Provided passage.
START
Case against cheque bounce for a cheque given as surety

Respected Sirs/Madams,

My father had given a joint account cheque as a surety/guarantee for a home loan that his friend had taken. This cheque belonged to a joint account that he held with his wife (my mother). Now the loan was not paid in time, so the bank sold the attached property to recover the loan principal etc.

In fact we are aware that there was an excess amount after the sale of the property and this excess amount was credited to the borrower's account. But the bank has also gone ahead in encashing the cheque, which my father gave as a surety. This cheque bounced and hence a case was filed against my father as the primary accused person, and my mother as co-accused even though she had not signed as a guarantor or on the cheque. 

I wanted to understand whether 138 NI act holds good here since the cheque was not given to discharge a liability but just as a surety. Also, what could be the potential consequences to the prime accused in such cases?

Request your kind advice in this regard.

Thank you in advance for your help!


 10 Replies

Gagandeep Goel (Advocate)     20 March 2014

Hello There

After carefully going through your case, the basic principles of the Contract act has to be set in motion and hence I will site the relevant provisions in this regards.

In a contract of Guarantee the liability of the surety is CO-EXTENSIVE with that of the Principal debtor and it means that both of them swim and sink together.

Any act of the creditor which discharges Principal Debtor SHALL discharge the surety too. 

hence a case against your father is not made out.

Relevant Citation is State of Haryana V/s Bhajan Lal, which states that even if the complaint is accepted in its totality even then if a case is not made out then the court has to dismiss the case and discharge the accused as per Sec. 227 Crpc.

For obvious reasons the magistrate shall not be able to help you, and for challenging the same you will need to approach the high court U/s 482 CrPC and then get the complaint quashed and the same shall be done by High Court without any unnecesary delay.

Talking about the liability of the mother, she has no role to play in any manner.

Kindly take appropriate action as per my advise and I shall be grateful if you appreciate my legal opinion.



Gagandeep Goel

987 220 6969.


LAXMINARAYAN - Sr Advocate. ( solve problems in criminal cases. lawproblems@gmail.com)     20 March 2014

It is easy to suggest HC UNDER 482  but it is not cheap and more than ninety percent such action at HC level fails.


You have to contest at trial court with proper defense which are more than many.

1 Like

R Trivedi (advocate.dma@gmail.com)     20 March 2014

You have not stated the stage at which the case is. Only after knowing the stage a better assessment can be made.


If whatever you state is truthful then you must file (later on) a criminal case against the Chairman of the Bank under S.209 / 211IPC, for claiming the money not due. Few irresponsible people shall be terminated.
END
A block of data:
START
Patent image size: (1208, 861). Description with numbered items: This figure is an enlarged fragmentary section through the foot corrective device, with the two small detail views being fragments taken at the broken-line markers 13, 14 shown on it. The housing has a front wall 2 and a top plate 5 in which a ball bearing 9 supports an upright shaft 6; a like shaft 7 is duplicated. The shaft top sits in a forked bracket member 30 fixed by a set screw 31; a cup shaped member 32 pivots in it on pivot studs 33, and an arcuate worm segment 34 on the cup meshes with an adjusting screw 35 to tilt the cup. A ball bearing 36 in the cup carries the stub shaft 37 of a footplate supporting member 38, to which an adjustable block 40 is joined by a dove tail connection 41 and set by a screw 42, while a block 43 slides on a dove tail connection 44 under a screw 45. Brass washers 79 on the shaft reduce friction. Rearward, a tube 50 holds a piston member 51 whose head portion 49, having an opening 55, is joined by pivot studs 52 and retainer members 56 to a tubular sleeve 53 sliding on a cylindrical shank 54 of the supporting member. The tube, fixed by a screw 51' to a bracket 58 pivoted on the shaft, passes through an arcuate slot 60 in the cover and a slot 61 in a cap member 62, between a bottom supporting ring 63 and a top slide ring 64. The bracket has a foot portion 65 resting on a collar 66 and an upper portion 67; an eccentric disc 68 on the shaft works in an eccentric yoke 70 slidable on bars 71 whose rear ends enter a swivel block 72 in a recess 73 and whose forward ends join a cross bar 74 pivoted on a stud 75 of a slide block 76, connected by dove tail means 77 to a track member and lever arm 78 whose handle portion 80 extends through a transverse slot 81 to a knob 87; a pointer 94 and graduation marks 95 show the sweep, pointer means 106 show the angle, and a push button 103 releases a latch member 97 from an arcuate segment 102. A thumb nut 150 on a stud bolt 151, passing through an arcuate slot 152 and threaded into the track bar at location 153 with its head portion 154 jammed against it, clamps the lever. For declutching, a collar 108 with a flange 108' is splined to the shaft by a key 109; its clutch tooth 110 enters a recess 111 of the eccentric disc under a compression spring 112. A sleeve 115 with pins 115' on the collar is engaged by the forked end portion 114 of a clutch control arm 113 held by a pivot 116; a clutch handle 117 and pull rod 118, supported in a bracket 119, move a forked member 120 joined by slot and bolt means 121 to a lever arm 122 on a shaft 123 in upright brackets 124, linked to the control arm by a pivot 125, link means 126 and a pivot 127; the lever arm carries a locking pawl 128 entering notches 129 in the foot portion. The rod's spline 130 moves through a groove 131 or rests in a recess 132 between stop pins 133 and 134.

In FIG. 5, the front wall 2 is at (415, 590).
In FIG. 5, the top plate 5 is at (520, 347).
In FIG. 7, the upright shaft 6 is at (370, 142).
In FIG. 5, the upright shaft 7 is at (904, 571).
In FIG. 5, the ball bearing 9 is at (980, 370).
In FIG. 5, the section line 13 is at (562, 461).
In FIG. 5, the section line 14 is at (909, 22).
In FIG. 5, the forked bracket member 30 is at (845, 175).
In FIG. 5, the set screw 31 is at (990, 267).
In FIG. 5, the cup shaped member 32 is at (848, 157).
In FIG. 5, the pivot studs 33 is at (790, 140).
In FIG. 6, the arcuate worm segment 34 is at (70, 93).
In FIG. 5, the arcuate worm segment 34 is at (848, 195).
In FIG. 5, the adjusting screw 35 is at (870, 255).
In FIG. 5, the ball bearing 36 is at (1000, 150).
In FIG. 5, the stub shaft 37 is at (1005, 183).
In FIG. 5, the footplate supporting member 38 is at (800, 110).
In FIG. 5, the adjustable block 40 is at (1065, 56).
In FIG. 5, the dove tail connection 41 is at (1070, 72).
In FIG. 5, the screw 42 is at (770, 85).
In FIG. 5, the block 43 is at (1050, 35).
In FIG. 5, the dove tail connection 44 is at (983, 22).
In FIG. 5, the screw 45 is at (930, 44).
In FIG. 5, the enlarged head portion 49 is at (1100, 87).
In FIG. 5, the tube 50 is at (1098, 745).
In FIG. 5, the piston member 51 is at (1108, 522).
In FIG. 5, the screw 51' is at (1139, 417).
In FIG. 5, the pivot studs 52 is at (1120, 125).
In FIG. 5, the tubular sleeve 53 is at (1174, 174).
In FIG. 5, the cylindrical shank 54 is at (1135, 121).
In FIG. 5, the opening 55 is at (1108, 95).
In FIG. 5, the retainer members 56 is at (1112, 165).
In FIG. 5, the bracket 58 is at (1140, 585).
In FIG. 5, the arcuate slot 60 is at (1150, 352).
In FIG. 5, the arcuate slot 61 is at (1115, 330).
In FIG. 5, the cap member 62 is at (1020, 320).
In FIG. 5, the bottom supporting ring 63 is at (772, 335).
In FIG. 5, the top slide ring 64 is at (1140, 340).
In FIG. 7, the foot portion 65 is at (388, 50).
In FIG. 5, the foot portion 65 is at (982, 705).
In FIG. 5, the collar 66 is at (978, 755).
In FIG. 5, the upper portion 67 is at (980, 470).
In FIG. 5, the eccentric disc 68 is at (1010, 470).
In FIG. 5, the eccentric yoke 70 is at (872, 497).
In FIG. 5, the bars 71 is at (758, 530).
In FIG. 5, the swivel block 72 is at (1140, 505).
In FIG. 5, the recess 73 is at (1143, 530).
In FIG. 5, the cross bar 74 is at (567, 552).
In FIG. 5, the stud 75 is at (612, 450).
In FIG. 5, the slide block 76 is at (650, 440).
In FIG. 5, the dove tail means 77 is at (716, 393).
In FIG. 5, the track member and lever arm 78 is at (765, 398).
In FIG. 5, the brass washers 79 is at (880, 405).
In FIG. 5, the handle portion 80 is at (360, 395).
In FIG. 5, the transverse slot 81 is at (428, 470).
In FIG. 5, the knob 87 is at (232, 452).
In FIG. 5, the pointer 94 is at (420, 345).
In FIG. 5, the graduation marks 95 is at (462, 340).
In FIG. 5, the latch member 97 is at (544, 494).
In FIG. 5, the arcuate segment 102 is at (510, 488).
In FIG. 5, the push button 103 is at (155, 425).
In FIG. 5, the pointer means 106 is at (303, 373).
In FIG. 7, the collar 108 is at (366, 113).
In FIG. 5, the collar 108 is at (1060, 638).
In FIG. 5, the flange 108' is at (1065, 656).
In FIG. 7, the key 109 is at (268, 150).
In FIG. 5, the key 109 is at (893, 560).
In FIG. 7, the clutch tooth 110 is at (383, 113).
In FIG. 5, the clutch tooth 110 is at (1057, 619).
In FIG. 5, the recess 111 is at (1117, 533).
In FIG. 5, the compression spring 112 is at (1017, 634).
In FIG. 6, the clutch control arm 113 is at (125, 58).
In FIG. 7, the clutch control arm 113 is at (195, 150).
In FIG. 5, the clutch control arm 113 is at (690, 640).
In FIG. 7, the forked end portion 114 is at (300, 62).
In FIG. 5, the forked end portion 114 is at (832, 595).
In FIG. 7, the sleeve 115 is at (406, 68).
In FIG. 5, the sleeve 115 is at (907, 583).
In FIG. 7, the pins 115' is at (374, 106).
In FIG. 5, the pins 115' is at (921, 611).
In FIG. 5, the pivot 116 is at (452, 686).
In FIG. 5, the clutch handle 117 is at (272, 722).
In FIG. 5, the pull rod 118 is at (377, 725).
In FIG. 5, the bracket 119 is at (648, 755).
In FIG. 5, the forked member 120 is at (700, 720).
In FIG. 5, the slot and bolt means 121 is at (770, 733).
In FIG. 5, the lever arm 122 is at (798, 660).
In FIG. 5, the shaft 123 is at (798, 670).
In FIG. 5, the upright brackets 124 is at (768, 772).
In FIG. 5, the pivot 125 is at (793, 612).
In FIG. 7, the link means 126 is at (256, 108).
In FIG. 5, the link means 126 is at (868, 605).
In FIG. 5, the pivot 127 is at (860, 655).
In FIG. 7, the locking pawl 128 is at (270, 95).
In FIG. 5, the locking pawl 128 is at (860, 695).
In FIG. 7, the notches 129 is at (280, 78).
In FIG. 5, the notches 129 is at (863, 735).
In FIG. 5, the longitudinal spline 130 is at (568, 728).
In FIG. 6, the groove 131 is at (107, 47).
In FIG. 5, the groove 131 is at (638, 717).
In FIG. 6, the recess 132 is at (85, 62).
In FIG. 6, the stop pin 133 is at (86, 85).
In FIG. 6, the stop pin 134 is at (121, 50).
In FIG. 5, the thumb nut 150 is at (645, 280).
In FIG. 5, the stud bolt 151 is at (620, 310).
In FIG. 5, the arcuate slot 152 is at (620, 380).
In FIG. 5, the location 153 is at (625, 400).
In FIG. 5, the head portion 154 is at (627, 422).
END
What to work on.
a) In the cheque bounce discussion, why does the senior advocate recommend contesting the case at the trial court rather than going to the High Court under Section 482? Answer in one to three sentences.
b) Continue the cheque bounce discussion from the point where it ends.

Results.
a) The senior advocate says that going to the High Court under Section 482 is not cheap, and that more than ninety percent of such actions fail at that level. He therefore recommends contesting at the trial court with a proper defense, since many defenses are available there.

b)
1 Like

Nadeem Qureshi (Advocate/ nadeemqureshi1@gmail.com)     21 March 2014

the cheque is securty or not is matter of trial. but the case against your mother is not maintainable because the person who signed the check is only liable to be prosecuted. other then this when the bank sold the peoperty and get excess amount then loan then the complaint is against the law and bank can be prosecuted before court for harassment and file false cases. feel free to call
1 Like

T. Kalaiselvan, Advocate (Advocate)     21 March 2014

What bank has done in your case is an patent error.  The bank has already recovered the due amount by selling the property and has remitted the excess sale consideration amount to the borrower's credit, therefore there is actually no dues to the bank with regard to the loan or its interest, thus there is no legal liability of debt to the bank either by the borrower or the surety.  Thus, it is a mischief of the bank  to unnecessarily drag you to the court in cheque bounce case.  You can challenge it appropriately. The bankers have no case at all.

R Trivedi (advocate.dma@gmail.com)     22 March 2014

I time and again have been stressing that at present S.138/S.139 is incorrectly interpreted by Hon Courts. It is presumed by almost one and all that complainant is not required to prove the facts behind liability, which is a fundamental error and against the law.


Only presumption available to holder is that the cheque is issued for liability as stated by the complainant, that means accused cannot say that the cheque issued as a gift or for some other purpose or for some other liability, accused has to disprove the story. But the complainant is first required to prove the existence of such liability by supporting facts for rebuttal. Some joker having a cheque in hand cannot come forward and say that the cheque is issued for so and so liability, now disprove it.

1 Like

MANOJ HARIT (LAWYER)     23 March 2014

Very well put by Mr. R. Trivedi. I agree with him that the Complainant ought to prove the existence of legal debt by leading evidence. And in your case there is no liability as the entire amount has been recovered from sale of property.

Now don't spare the Bank. Initiate civil as well as criminal proceedings against the Bank.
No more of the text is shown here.